** begin ENTRIES SUPPLIED **
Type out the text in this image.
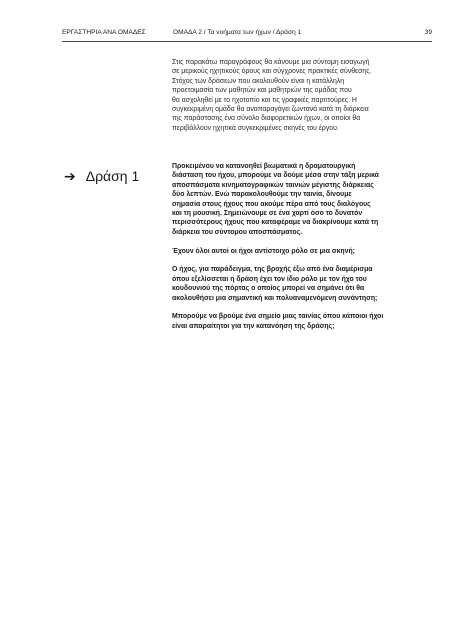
ΕΡΓΑΣΤΗΡΙΑ ΑΝΑ ΟΜΑΔΕΣ	ΟΜΑΔΑ 2 / Τα νοήματα των ήχων / Δράση 1	39
Στις παρακάτω παραγράφους θα κάνουμε μια σύντομη εισαγωγή
σε μερικούς ηχητικούς όρους και σύγχρονες πρακτικές σύνθεσης.
Στόχος των δράσεων που ακολουθούν είναι η κατάλληλη
προετοιμασία των μαθητών και μαθητριών της ομάδας που
θα ασχοληθεί με το ηχοτοπίο και τις γραφικές παρτιτούρες. Η
συγκεκριμένη ομάδα θα αναπαραγάγει ζωντανά κατά τη διάρκεια
της παράστασης ένα σύνολο διαφορετικών ήχων, οι οποίοι θα
περιβάλλουν ηχητικά συγκεκριμένες σκηνές του έργου.
➔ Δράση 1

Προκειμένου να κατανοηθεί βιωματικά η δραματουργική
διάσταση του ήχου, μπορούμε να δούμε μέσα στην τάξη μερικά
αποσπάσματα κινηματογραφικών ταινιών μέγιστης διάρκειας
δύο λεπτών. Ενώ παρακολουθούμε την ταινία, δίνουμε
σημασία στους ήχους που ακούμε πέρα από τους διαλόγους
και τη μουσική. Σημειώνουμε σε ένα χαρτί όσο το δυνατόν
περισσότερους ήχους που καταφέραμε να διακρίνουμε κατά τη
διάρκεια του σύντομου αποσπάσματος.

Έχουν όλοι αυτοί οι ήχοι αντίστοιχο ρόλο σε μια σκηνή;

Ο ήχος, για παράδειγμα, της βροχής έξω από ένα διαμέρισμα
όπου εξελίσσεται η δράση έχει τον ίδιο ρόλο με τον ήχο του
κουδουνιού της πόρτας ο οποίος μπορεί να σημάνει ότι θα
ακολουθήσει μια σημαντική και πολυαναμενόμενη συνάντηση;

Μπορούμε να βρούμε ένα σημείο μιας ταινίας όπου κάποιοι ήχοι
είναι απαραίτητοι για την κατανόηση της δράσης;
** end ENTRIES SUPPLIED **
* _INSTRUCTIONS TO FOLLOW_
Using the records above, copy every line that has the word "ήχους" in it.

* _RESULT OF THE TASK_
σημασία στους ήχους που ακούμε πέρα από τους διαλόγους
περισσότερους ήχους που καταφέραμε να διακρίνουμε κατά τη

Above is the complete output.